─── DATA ROWS

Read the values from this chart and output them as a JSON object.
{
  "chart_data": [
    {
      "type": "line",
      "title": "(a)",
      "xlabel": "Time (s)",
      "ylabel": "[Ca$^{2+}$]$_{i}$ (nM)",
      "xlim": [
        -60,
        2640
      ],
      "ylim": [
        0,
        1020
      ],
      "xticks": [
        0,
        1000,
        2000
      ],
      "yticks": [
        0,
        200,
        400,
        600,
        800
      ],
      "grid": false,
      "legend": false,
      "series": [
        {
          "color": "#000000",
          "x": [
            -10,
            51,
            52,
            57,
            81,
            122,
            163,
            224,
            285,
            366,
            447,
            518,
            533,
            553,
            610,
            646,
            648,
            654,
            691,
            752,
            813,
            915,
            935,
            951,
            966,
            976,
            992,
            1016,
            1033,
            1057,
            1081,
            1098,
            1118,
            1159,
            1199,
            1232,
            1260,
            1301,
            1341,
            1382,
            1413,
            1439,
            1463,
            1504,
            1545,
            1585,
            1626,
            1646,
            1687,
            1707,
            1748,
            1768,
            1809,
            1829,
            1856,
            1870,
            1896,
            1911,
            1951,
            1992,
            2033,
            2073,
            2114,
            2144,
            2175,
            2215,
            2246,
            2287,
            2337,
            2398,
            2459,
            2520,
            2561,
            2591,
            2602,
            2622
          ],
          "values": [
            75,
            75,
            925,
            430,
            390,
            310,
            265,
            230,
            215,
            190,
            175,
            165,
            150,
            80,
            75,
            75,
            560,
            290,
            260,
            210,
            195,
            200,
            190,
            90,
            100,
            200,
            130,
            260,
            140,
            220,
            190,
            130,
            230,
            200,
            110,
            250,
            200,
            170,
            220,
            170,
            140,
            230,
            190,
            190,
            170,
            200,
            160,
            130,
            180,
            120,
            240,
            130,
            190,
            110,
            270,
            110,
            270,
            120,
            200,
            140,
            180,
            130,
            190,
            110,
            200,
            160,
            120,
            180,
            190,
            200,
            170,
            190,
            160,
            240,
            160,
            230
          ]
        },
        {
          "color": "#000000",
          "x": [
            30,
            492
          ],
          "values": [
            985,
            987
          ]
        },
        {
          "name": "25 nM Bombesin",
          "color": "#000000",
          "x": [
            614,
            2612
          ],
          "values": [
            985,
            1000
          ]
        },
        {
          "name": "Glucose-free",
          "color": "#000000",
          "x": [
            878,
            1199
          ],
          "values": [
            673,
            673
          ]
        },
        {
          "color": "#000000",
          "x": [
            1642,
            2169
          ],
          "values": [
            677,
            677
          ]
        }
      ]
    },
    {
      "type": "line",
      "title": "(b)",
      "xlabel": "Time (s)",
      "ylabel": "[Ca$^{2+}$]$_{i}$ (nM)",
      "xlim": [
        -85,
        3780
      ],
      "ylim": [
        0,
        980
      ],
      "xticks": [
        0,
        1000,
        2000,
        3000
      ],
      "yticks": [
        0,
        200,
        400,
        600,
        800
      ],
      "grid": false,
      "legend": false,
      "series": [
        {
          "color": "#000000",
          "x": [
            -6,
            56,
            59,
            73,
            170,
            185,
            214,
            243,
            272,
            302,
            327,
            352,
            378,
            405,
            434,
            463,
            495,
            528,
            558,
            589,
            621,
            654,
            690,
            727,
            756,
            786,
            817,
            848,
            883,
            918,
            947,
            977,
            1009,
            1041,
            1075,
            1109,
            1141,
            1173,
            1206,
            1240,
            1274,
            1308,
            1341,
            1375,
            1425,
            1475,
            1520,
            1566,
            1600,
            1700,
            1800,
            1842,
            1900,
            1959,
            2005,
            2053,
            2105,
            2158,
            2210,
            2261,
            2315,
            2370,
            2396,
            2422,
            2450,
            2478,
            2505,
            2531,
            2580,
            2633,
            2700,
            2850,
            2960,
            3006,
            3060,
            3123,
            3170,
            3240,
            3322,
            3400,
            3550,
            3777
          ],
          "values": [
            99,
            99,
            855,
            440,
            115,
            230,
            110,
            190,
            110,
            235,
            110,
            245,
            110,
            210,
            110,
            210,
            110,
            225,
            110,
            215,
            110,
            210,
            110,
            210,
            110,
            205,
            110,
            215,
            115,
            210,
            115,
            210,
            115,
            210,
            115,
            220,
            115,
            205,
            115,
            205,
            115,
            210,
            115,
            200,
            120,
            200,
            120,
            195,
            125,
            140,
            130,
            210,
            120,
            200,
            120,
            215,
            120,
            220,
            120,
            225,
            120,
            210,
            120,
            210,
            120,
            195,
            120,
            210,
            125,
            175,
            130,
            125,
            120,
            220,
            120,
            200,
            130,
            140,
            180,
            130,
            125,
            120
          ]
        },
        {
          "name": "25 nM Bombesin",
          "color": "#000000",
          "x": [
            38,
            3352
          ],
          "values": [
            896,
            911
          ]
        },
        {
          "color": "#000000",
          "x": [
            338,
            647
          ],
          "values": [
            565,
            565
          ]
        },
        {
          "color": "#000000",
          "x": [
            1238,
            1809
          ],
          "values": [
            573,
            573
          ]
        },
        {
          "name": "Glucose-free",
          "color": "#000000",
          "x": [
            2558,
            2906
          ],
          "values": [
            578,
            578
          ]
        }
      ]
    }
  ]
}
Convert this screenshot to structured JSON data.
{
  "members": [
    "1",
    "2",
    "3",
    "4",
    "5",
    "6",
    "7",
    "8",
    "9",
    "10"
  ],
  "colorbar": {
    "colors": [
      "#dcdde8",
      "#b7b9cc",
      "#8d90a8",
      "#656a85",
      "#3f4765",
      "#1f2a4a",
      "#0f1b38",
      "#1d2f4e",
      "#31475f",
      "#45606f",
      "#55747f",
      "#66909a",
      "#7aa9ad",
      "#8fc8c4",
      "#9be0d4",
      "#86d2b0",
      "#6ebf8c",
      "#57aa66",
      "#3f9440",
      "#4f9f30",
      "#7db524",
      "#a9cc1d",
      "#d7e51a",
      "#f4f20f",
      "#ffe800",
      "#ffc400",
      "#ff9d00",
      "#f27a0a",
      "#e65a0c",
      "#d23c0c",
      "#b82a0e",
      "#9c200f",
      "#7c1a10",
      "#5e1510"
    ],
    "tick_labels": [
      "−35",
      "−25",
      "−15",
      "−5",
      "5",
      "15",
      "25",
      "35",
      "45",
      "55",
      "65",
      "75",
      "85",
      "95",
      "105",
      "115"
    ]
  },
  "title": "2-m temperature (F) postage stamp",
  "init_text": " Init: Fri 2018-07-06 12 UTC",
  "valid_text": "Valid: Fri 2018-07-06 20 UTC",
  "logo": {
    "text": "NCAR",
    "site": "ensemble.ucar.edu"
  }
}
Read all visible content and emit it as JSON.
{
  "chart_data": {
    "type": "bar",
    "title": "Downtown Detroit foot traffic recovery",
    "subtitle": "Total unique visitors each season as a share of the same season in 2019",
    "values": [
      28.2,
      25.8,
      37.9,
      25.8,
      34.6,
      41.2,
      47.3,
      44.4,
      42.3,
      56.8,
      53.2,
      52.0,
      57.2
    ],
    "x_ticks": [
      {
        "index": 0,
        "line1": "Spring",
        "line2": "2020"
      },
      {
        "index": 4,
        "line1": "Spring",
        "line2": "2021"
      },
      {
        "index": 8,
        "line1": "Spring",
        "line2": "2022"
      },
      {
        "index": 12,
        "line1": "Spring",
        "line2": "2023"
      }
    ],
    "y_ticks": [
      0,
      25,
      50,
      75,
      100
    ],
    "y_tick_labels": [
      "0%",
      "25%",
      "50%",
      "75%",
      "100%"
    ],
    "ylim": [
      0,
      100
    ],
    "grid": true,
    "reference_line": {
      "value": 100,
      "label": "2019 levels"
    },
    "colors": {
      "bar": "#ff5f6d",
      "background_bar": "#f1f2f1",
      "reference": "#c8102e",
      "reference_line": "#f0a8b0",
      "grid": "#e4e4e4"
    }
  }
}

──────

List all lines where "this" occurs.

Read the values from this chart and output them as a JSON object.
Convert this screenshot to structured JSON data.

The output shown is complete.